= Set task =
Count the lines below that contain the word "page" and give only the number.

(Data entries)
----
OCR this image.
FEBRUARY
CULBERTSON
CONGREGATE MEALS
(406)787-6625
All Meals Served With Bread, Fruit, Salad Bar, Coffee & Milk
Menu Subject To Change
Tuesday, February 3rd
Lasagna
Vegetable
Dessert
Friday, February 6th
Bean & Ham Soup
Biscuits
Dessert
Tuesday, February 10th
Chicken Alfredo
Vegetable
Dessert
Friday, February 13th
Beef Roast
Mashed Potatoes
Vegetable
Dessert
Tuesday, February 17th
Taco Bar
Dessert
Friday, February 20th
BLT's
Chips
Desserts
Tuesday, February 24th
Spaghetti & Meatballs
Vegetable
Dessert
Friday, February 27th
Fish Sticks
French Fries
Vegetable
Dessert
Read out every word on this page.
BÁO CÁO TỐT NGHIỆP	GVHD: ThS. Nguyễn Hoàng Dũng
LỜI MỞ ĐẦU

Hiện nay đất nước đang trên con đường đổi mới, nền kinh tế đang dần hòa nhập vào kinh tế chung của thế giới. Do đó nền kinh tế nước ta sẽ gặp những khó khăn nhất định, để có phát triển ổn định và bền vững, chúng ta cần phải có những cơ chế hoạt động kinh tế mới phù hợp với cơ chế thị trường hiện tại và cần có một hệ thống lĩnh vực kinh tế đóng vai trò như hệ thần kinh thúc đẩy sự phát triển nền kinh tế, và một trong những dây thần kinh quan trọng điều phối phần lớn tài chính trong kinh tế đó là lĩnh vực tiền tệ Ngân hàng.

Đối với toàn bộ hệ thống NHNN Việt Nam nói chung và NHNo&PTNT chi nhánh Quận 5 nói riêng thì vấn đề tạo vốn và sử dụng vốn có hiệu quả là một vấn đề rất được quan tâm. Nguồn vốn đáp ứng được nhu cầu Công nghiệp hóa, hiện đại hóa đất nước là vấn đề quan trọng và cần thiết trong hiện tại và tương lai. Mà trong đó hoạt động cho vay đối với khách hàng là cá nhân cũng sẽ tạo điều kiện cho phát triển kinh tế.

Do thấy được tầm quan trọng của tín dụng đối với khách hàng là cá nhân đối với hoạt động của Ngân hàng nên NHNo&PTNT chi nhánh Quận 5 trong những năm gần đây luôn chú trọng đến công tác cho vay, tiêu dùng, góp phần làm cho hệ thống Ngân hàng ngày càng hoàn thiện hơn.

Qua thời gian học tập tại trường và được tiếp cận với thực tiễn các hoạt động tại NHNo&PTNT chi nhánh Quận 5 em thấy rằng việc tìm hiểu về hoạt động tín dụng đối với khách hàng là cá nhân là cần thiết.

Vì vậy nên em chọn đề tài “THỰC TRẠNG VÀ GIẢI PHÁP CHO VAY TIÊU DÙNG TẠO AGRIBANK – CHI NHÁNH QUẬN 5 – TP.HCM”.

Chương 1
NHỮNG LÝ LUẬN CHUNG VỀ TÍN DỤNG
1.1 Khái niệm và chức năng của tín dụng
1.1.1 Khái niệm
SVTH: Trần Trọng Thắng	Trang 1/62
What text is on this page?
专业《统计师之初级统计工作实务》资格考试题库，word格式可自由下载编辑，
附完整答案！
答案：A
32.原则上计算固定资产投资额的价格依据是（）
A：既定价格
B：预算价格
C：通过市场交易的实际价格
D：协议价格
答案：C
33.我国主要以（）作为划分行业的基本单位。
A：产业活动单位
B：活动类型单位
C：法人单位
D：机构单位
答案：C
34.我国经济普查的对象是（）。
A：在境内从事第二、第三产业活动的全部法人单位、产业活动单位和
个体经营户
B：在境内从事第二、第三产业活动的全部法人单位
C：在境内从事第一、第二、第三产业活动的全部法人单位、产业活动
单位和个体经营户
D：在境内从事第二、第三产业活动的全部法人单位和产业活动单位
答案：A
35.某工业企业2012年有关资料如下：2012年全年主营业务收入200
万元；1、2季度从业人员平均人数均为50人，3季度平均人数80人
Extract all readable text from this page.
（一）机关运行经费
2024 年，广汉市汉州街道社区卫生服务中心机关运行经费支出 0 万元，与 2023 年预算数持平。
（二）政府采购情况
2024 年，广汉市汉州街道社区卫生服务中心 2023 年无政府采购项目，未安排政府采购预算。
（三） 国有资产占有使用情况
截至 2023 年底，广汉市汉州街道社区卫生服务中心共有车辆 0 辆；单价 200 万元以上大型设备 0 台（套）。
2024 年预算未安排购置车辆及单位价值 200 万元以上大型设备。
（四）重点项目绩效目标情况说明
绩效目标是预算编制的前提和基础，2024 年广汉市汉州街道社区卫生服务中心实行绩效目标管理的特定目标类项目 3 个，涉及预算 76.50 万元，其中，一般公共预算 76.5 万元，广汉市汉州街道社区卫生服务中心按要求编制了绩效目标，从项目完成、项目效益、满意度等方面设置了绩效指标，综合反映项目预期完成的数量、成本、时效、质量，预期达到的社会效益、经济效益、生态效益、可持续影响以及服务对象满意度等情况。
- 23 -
----
= Final answer =
3